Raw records
§ §

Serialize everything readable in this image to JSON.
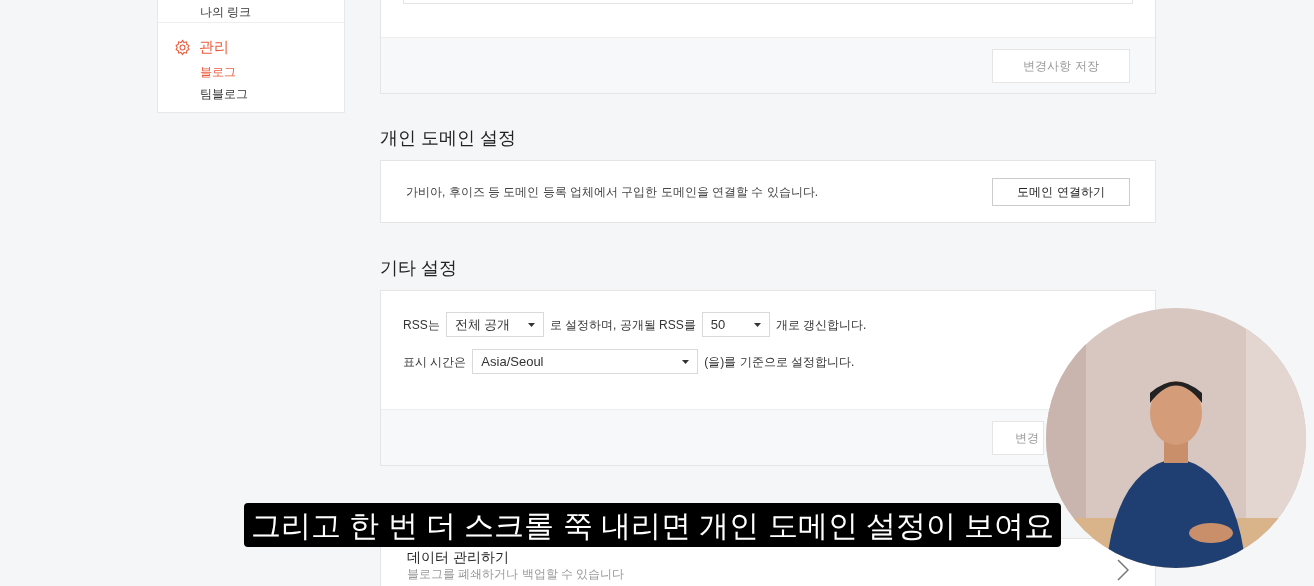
{
  "sidebar": {
    "top_item": "나의 링크",
    "section": {
      "title": "관리",
      "selected": true,
      "items": [
        {
          "label": "블로그",
          "selected": true
        },
        {
          "label": "팀블로그",
          "selected": false
        }
      ]
    }
  },
  "top_card": {
    "save_button": "변경사항 저장"
  },
  "domain": {
    "heading": "개인 도메인 설정",
    "description": "가비아, 후이즈 등 도메인 등록 업체에서 구입한 도메인을 연결할 수 있습니다.",
    "button": "도메인 연결하기"
  },
  "other": {
    "heading": "기타 설정",
    "rss_label": "RSS는",
    "rss_visibility": "전체 공개",
    "rss_middle": "로 설정하며, 공개될 RSS를",
    "rss_count": "50",
    "rss_suffix": "개로 갱신합니다.",
    "time_label": "표시 시간은",
    "timezone": "Asia/Seoul",
    "time_suffix": "(을)를 기준으로 설정합니다.",
    "save_button": "변경"
  },
  "data": {
    "title": "데이터 관리하기",
    "description": "블로그를 폐쇄하거나 백업할 수 있습니다"
  },
  "subtitle": "그리고 한 번 더 스크롤 쭉 내리면 개인 도메인 설정이 보여요"
}
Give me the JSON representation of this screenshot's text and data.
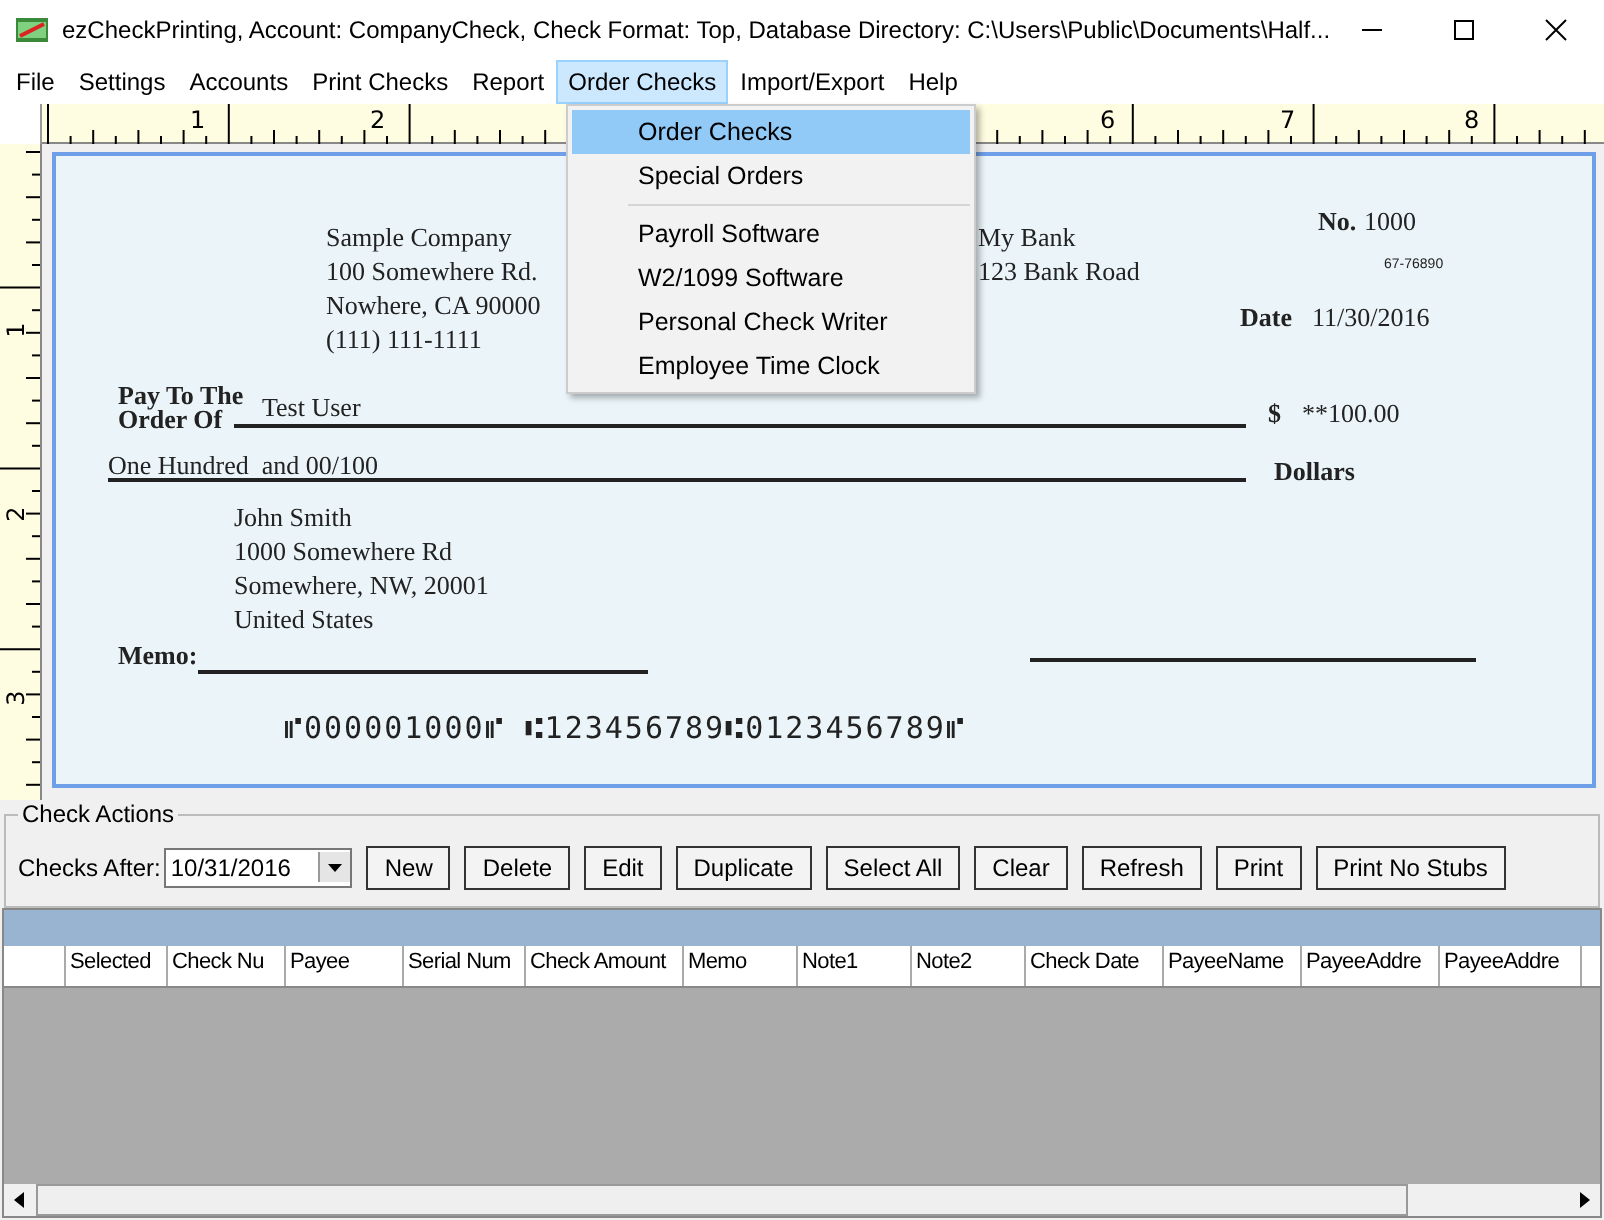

§ §

Written instruction - Write out the entries above verbatim; the pictures do not belong in your copy.

Final answer -
Serialize everything readable in this image to JSON.
{
  "sidebar": {
    "top_item": "나의 링크",
    "section": {
      "title": "관리",
      "selected": true,
      "items": [
        {
          "label": "블로그",
          "selected": true
        },
        {
          "label": "팀블로그",
          "selected": false
        }
      ]
    }
  },
  "top_card": {
    "save_button": "변경사항 저장"
  },
  "domain": {
    "heading": "개인 도메인 설정",
    "description": "가비아, 후이즈 등 도메인 등록 업체에서 구입한 도메인을 연결할 수 있습니다.",
    "button": "도메인 연결하기"
  },
  "other": {
    "heading": "기타 설정",
    "rss_label": "RSS는",
    "rss_visibility": "전체 공개",
    "rss_middle": "로 설정하며, 공개될 RSS를",
    "rss_count": "50",
    "rss_suffix": "개로 갱신합니다.",
    "time_label": "표시 시간은",
    "timezone": "Asia/Seoul",
    "time_suffix": "(을)를 기준으로 설정합니다.",
    "save_button": "변경"
  },
  "data": {
    "title": "데이터 관리하기",
    "description": "블로그를 폐쇄하거나 백업할 수 있습니다"
  },
  "subtitle": "그리고 한 번 더 스크롤 쭉 내리면 개인 도메인 설정이 보여요"
}
Give me the JSON representation of this screenshot's text and data.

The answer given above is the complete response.